### Task directions:
The data below should be printed in full, exactly, and without any of its images.

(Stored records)
----
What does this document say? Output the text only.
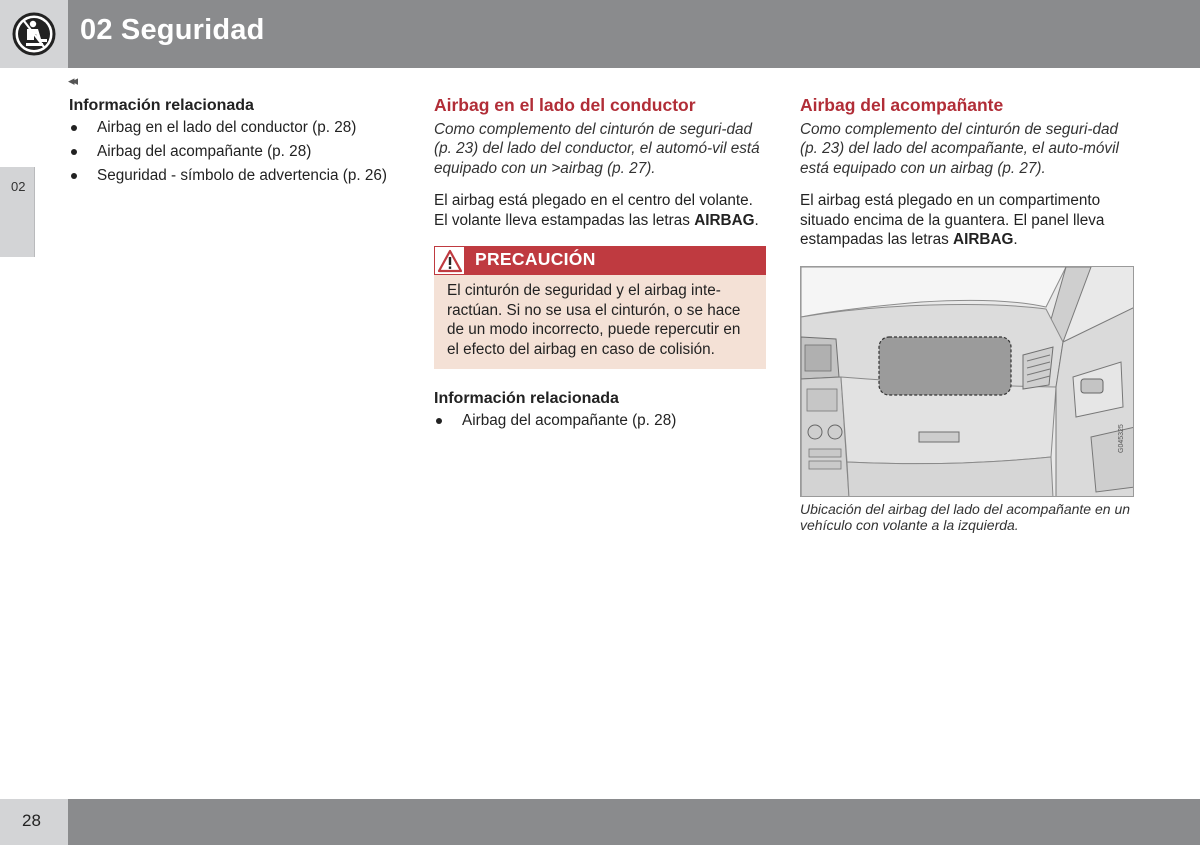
02 Seguridad
02
◂◂
Información relacionada
Airbag en el lado del conductor (p. 28)
Airbag del acompañante (p. 28)
Seguridad - símbolo de advertencia (p. 26)
Airbag en el lado del conductor
Como complemento del cinturón de seguri-dad (p. 23) del lado del conductor, el automó-vil está equipado con un >airbag (p. 27).
El airbag está plegado en el centro del volante. El volante lleva estampadas las letras AIRBAG.
PRECAUCIÓN
El cinturón de seguridad y el airbag inte-ractúan. Si no se usa el cinturón, o se hace de un modo incorrecto, puede repercutir en el efecto del airbag en caso de colisión.
Información relacionada
Airbag del acompañante (p. 28)
Airbag del acompañante
Como complemento del cinturón de seguri-dad (p. 23) del lado del acompañante, el auto-móvil está equipado con un airbag (p. 27).
El airbag está plegado en un compartimento situado encima de la guantera. El panel lleva estampadas las letras AIRBAG.
G045325
Ubicación del airbag del lado del acompañante en un vehículo con volante a la izquierda.
28
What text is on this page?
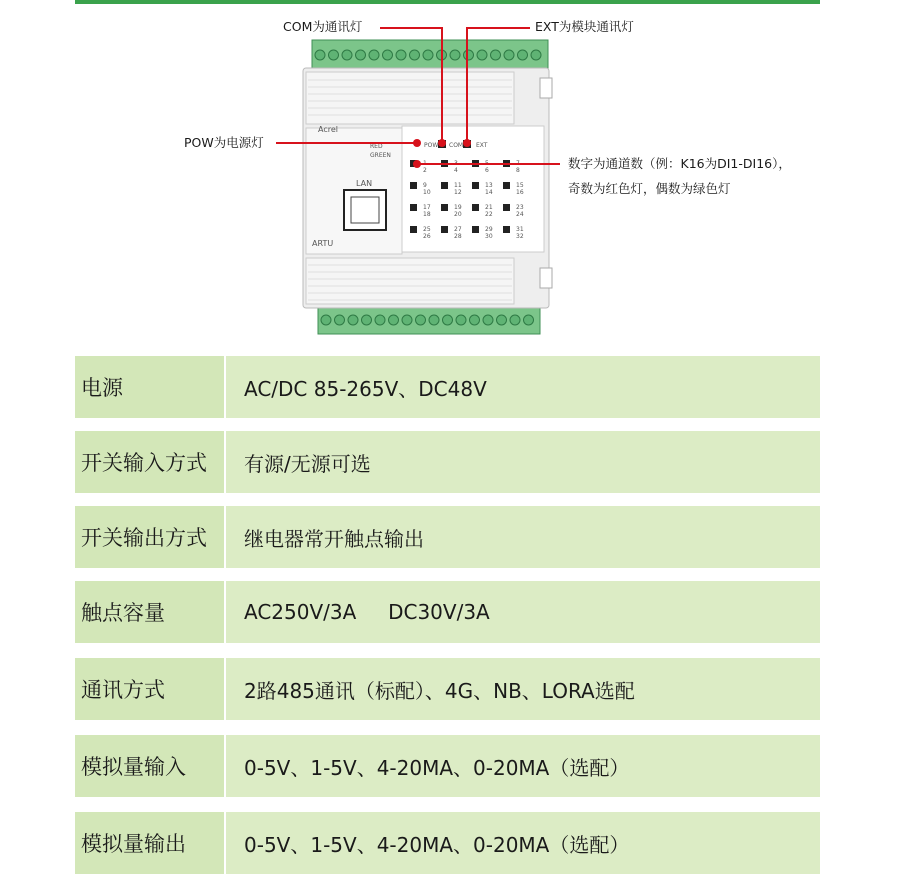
1
2
3
4
5
6
7
8
9
10
11
12
13
14
15
16
17
18
19
20
21
22
23
24
25
26
27
28
29
30
31
32
LAN
ARTU
Acrel
RED
GREEN
POW COM EXT
COM为通讯灯	EXT为模块通讯灯
POW为电源灯
数字为通道数（例：K16为DI1-DI16），
奇数为红色灯，偶数为绿色灯
电源	AC/DC 85-265V、DC48V
开关输入方式	有源/无源可选
开关输出方式	继电器常开触点输出
触点容量	AC250V/3A     DC30V/3A
通讯方式	2路485通讯（标配）、4G、NB、LORA选配
模拟量输入	0-5V、1-5V、4-20MA、0-20MA（选配）
模拟量输出	0-5V、1-5V、4-20MA、0-20MA（选配）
----
### Solution to this exercise:
What does this document say? Output the text only.
02 Seguridad
02
◂◂
Información relacionada
Airbag en el lado del conductor (p. 28)
Airbag del acompañante (p. 28)
Seguridad - símbolo de advertencia (p. 26)
Airbag en el lado del conductor
Como complemento del cinturón de seguri-dad (p. 23) del lado del conductor, el automó-vil está equipado con un >airbag (p. 27).
El airbag está plegado en el centro del volante. El volante lleva estampadas las letras AIRBAG.
PRECAUCIÓN
El cinturón de seguridad y el airbag inte-ractúan. Si no se usa el cinturón, o se hace de un modo incorrecto, puede repercutir en el efecto del airbag en caso de colisión.
Información relacionada
Airbag del acompañante (p. 28)
Airbag del acompañante
Como complemento del cinturón de seguri-dad (p. 23) del lado del acompañante, el auto-móvil está equipado con un airbag (p. 27).
El airbag está plegado en un compartimento situado encima de la guantera. El panel lleva estampadas las letras AIRBAG.
G045325
Ubicación del airbag del lado del acompañante en un vehículo con volante a la izquierda.
28
What text is on this page?
1
2
3
4
5
6
7
8
9
10
11
12
13
14
15
16
17
18
19
20
21
22
23
24
25
26
27
28
29
30
31
32
LAN
ARTU
Acrel
RED
GREEN
POW COM EXT
COM为通讯灯	EXT为模块通讯灯
POW为电源灯
数字为通道数（例：K16为DI1-DI16），
奇数为红色灯，偶数为绿色灯
电源	AC/DC 85-265V、DC48V
开关输入方式	有源/无源可选
开关输出方式	继电器常开触点输出
触点容量	AC250V/3A     DC30V/3A
通讯方式	2路485通讯（标配）、4G、NB、LORA选配
模拟量输入	0-5V、1-5V、4-20MA、0-20MA（选配）
模拟量输出	0-5V、1-5V、4-20MA、0-20MA（选配）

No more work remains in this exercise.